EXCERPTED DATA:
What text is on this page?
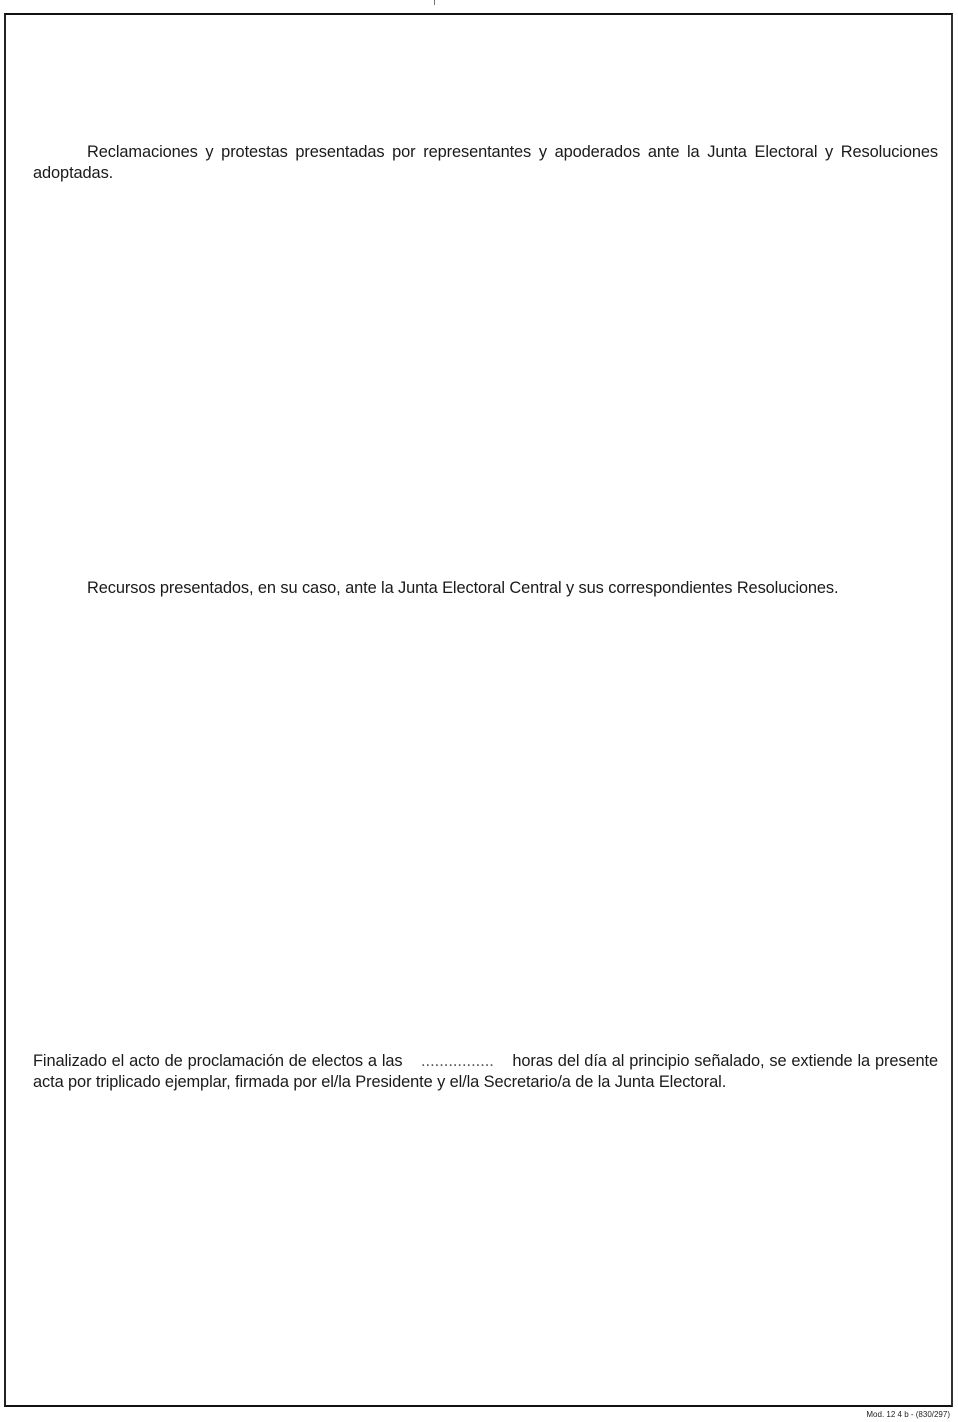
Reclamaciones y protestas presentadas por representantes y apoderados ante la Junta Electoral y Resoluciones adoptadas.
Recursos presentados, en su caso, ante la Junta Electoral Central y sus correspondientes Resoluciones.
Finalizado el acto de proclamación de electos a las ................ horas del día al principio señalado, se extiende la presente acta por triplicado ejemplar, firmada por el/la Presidente y el/la Secretario/a de la Junta Electoral.
Mod. 12 4 b - (830/297)
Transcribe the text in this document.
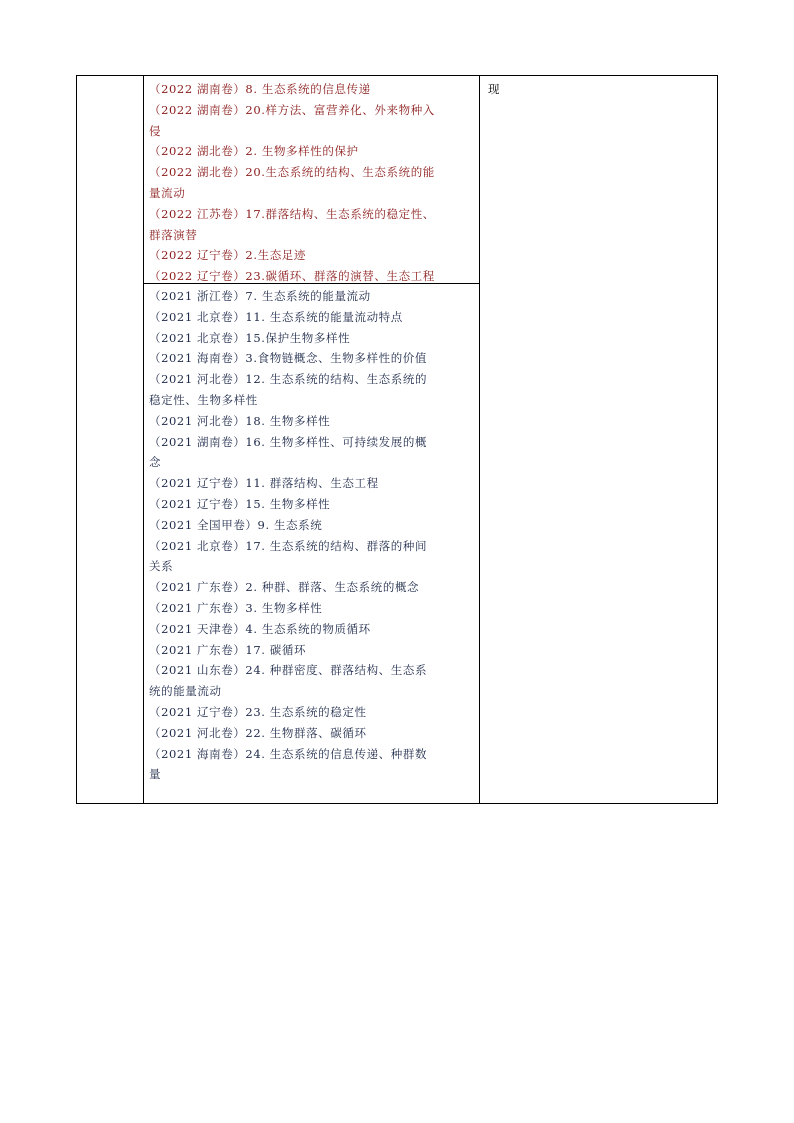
（2022 湖南卷）8. 生态系统的信息传递
（2022 湖南卷）20.样方法、富营养化、外来物种入
侵
（2022 湖北卷）2. 生物多样性的保护
（2022 湖北卷）20.生态系统的结构、生态系统的能
量流动
（2022 江苏卷）17.群落结构、生态系统的稳定性、
群落演替
（2022 辽宁卷）2.生态足迹
（2022 辽宁卷）23.碳循环、群落的演替、生态工程
（2021 浙江卷）7. 生态系统的能量流动
（2021 北京卷）11. 生态系统的能量流动特点
（2021 北京卷）15.保护生物多样性
（2021 海南卷）3.食物链概念、生物多样性的价值
（2021 河北卷）12. 生态系统的结构、生态系统的
稳定性、生物多样性
（2021 河北卷）18. 生物多样性
（2021 湖南卷）16. 生物多样性、可持续发展的概
念
（2021 辽宁卷）11. 群落结构、生态工程
（2021 辽宁卷）15. 生物多样性
（2021 全国甲卷）9. 生态系统
（2021 北京卷）17. 生态系统的结构、群落的种间
关系
（2021 广东卷）2. 种群、群落、生态系统的概念
（2021 广东卷）3. 生物多样性
（2021 天津卷）4. 生态系统的物质循环
（2021 广东卷）17. 碳循环
（2021 山东卷）24. 种群密度、群落结构、生态系
统的能量流动
（2021 辽宁卷）23. 生态系统的稳定性
（2021 河北卷）22. 生物群落、碳循环
（2021 海南卷）24. 生态系统的信息传递、种群数
量
现
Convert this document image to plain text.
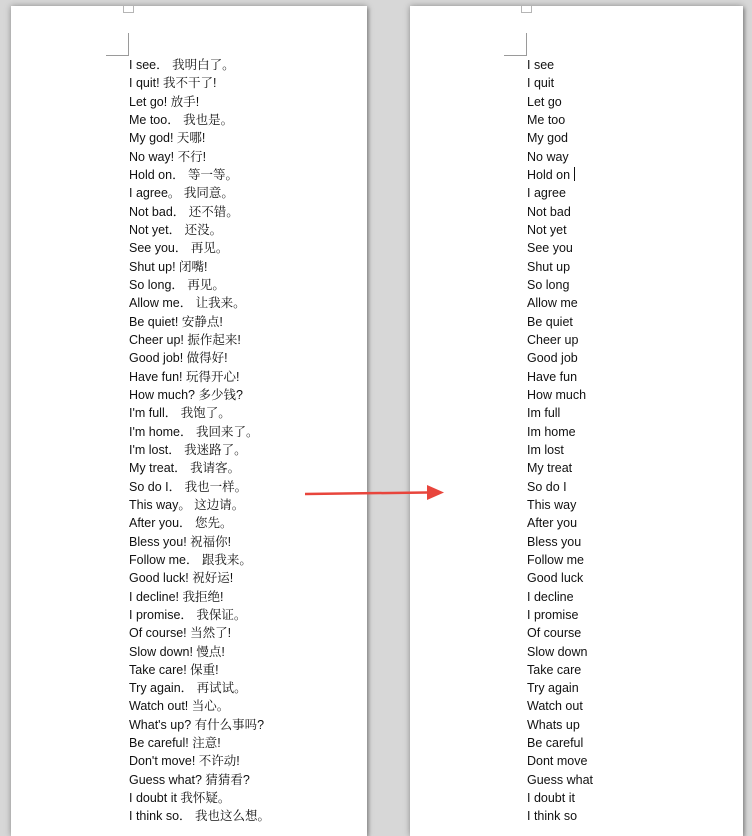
I see． 我明白了。
I quit! 我不干了!
Let go! 放手!
Me too． 我也是。
My god! 天哪!
No way! 不行!
Hold on． 等一等。
I agree。 我同意。
Not bad． 还不错。
Not yet． 还没。
See you． 再见。
Shut up! 闭嘴!
So long． 再见。
Allow me． 让我来。
Be quiet! 安静点!
Cheer up! 振作起来!
Good job! 做得好!
Have fun! 玩得开心!
How much? 多少钱?
I'm full． 我饱了。
I'm home． 我回来了。
I'm lost． 我迷路了。
My treat． 我请客。
So do I． 我也一样。
This way。 这边请。
After you． 您先。
Bless you! 祝福你!
Follow me． 跟我来。
Good luck! 祝好运!
I decline! 我拒绝!
I promise． 我保证。
Of course! 当然了!
Slow down! 慢点!
Take care! 保重!
Try again． 再试试。
Watch out! 当心。
What's up? 有什么事吗?
Be careful! 注意!
Don't move! 不许动!
Guess what? 猜猜看?
I doubt it 我怀疑。
I think so． 我也这么想。
I see
I quit
Let go
Me too
My god
No way
Hold on
I agree
Not bad
Not yet
See you
Shut up
So long
Allow me
Be quiet
Cheer up
Good job
Have fun
How much
Im full
Im home
Im lost
My treat
So do I
This way
After you
Bless you
Follow me
Good luck
I decline
I promise
Of course
Slow down
Take care
Try again
Watch out
Whats up
Be careful
Dont move
Guess what
I doubt it
I think so
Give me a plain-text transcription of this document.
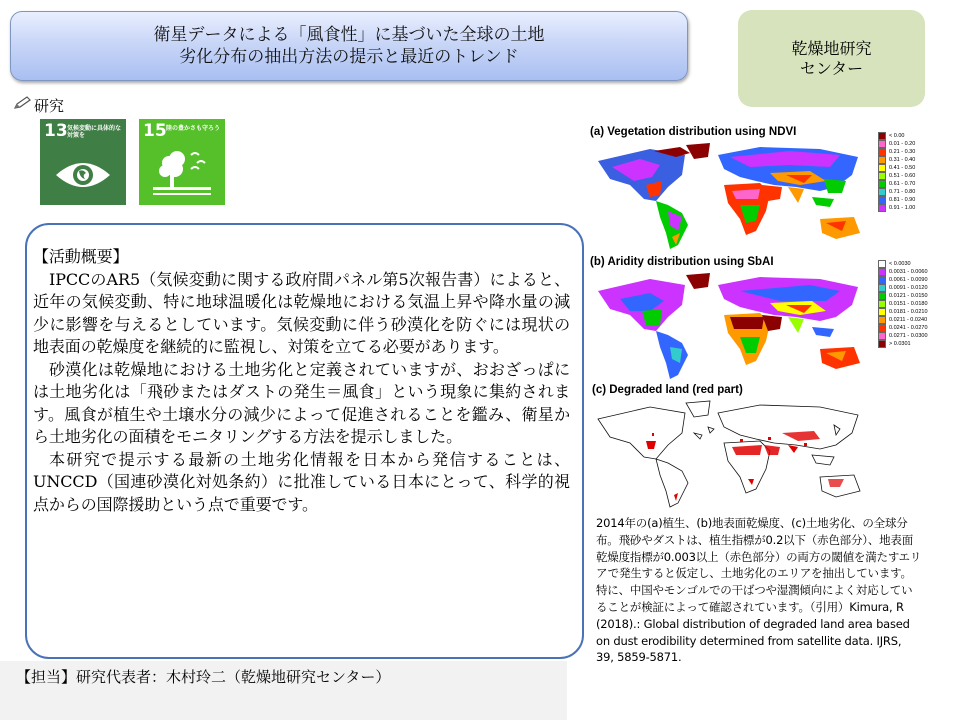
衛星データによる「風食性」に基づいた全球の土地
劣化分布の抽出方法の提示と最近のトレンド	乾燥地研究
センター
研究
13 気候変動に具体的な対策を	15 陸の豊かさも守ろう

【活動概要】

IPCCのAR5（気候変動に関する政府間パネル第5次報告書）によると、近年の気候変動、特に地球温暖化は乾燥地における気温上昇や降水量の減少に影響を与えるとしています。気候変動に伴う砂漠化を防ぐには現状の地表面の乾燥度を継続的に監視し、対策を立てる必要があります。

砂漠化は乾燥地における土地劣化と定義されていますが、おおざっぱには土地劣化は「飛砂またはダストの発生＝風食」という現象に集約されます。風食が植生や土壌水分の減少によって促進されることを鑑み、衛星から土地劣化の面積をモニタリングする方法を提示しました。

本研究で提示する最新の土地劣化情報を日本から発信することは、UNCCD（国連砂漠化対処条約）に批准している日本にとって、科学的視点からの国際援助という点で重要です。

【担当】研究代表者：木村玲二（乾燥地研究センター）
(a) Vegetation distribution using NDVI	< 0.00
0.01 - 0.20
0.21 - 0.30
0.31 - 0.40
0.41 - 0.50
0.51 - 0.60
0.61 - 0.70
0.71 - 0.80
0.81 - 0.90
0.91 - 1.00
(b) Aridity distribution using SbAI	< 0.0030
0.0031 - 0.0060
0.0061 - 0.0090
0.0091 - 0.0120
0.0121 - 0.0150
0.0151 - 0.0180
0.0181 - 0.0210
0.0211 - 0.0240
0.0241 - 0.0270
0.0271 - 0.0300
> 0.0301
(c) Degraded land (red part)

2014年の(a)植生、(b)地表面乾燥度、(c)土地劣化、の全球分布。飛砂やダストは、植生指標が0.2以下（赤色部分）、地表面乾燥度指標が0.003以上（赤色部分）の両方の閾値を満たすエリアで発生すると仮定し、土地劣化のエリアを抽出しています。特に、中国やモンゴルでの干ばつや湿潤傾向によく対応していることが検証によって確認されています。（引用）Kimura, R (2018).: Global distribution of degraded land area based on dust erodibility determined from satellite data. IJRS, 39, 5859-5871.
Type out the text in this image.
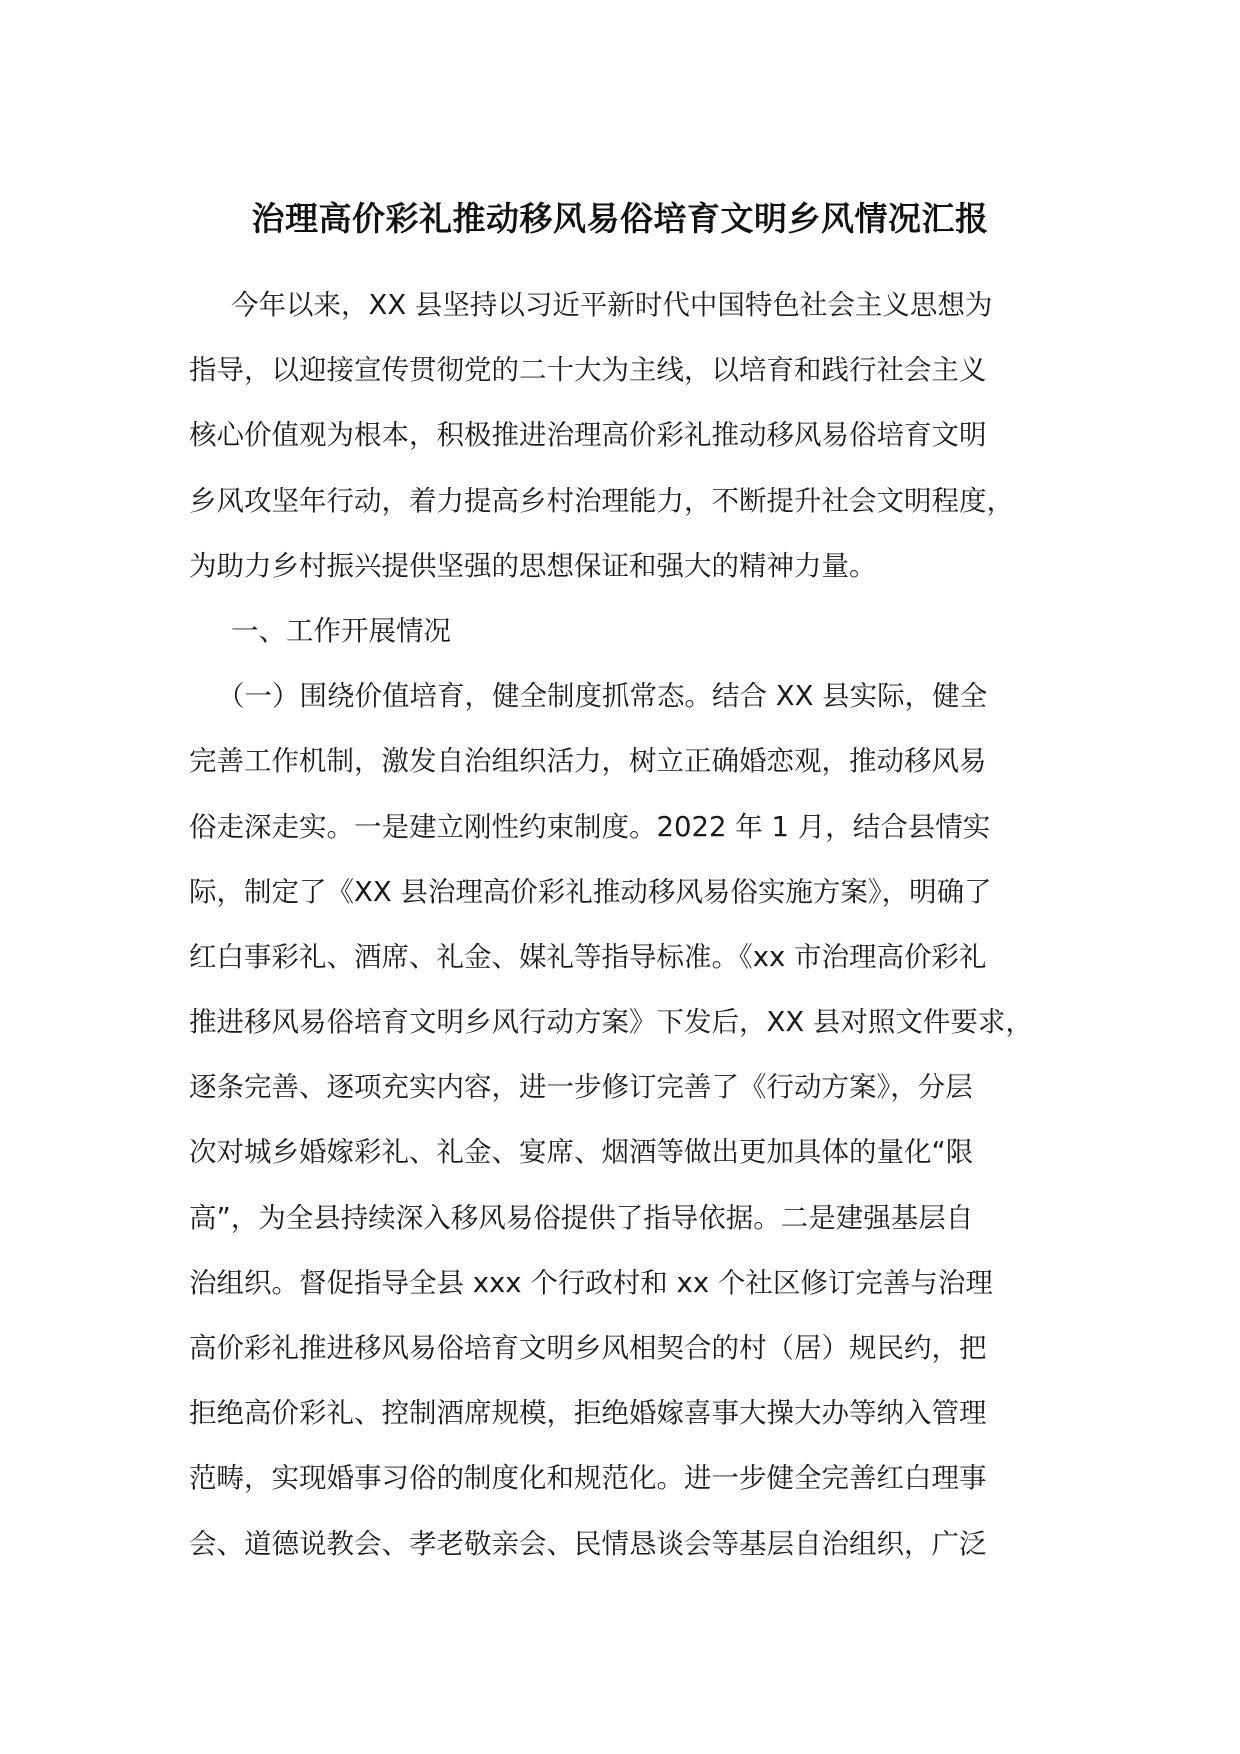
治理高价彩礼推动移风易俗培育文明乡风情况汇报
今年以来，XX 县坚持以习近平新时代中国特色社会主义思想为
指导，以迎接宣传贯彻党的二十大为主线，以培育和践行社会主义
核心价值观为根本，积极推进治理高价彩礼推动移风易俗培育文明
乡风攻坚年行动，着力提高乡村治理能力，不断提升社会文明程度，
为助力乡村振兴提供坚强的思想保证和强大的精神力量。
一、工作开展情况
（一）围绕价值培育，健全制度抓常态。结合 XX 县实际，健全
完善工作机制，激发自治组织活力，树立正确婚恋观，推动移风易
俗走深走实。一是建立刚性约束制度。2022 年 1 月，结合县情实
际，制定了《XX 县治理高价彩礼推动移风易俗实施方案》，明确了
红白事彩礼、酒席、礼金、媒礼等指导标准。《xx 市治理高价彩礼
推进移风易俗培育文明乡风行动方案》下发后，XX 县对照文件要求，
逐条完善、逐项充实内容，进一步修订完善了《行动方案》，分层
次对城乡婚嫁彩礼、礼金、宴席、烟酒等做出更加具体的量化“限
高”，为全县持续深入移风易俗提供了指导依据。二是建强基层自
治组织。督促指导全县 xxx 个行政村和 xx 个社区修订完善与治理
高价彩礼推进移风易俗培育文明乡风相契合的村（居）规民约，把
拒绝高价彩礼、控制酒席规模，拒绝婚嫁喜事大操大办等纳入管理
范畴，实现婚事习俗的制度化和规范化。进一步健全完善红白理事
会、道德说教会、孝老敬亲会、民情恳谈会等基层自治组织，广泛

SHORT PROBLEM: Check each line above for the word "生态系统的结构" and copy the ones that have it.

RESPONSE TO THE TASK:
（2022 湖北卷）20.生态系统的结构、生态系统的能
（2021 河北卷）12. 生态系统的结构、生态系统的
（2021 北京卷）17. 生态系统的结构、群落的种间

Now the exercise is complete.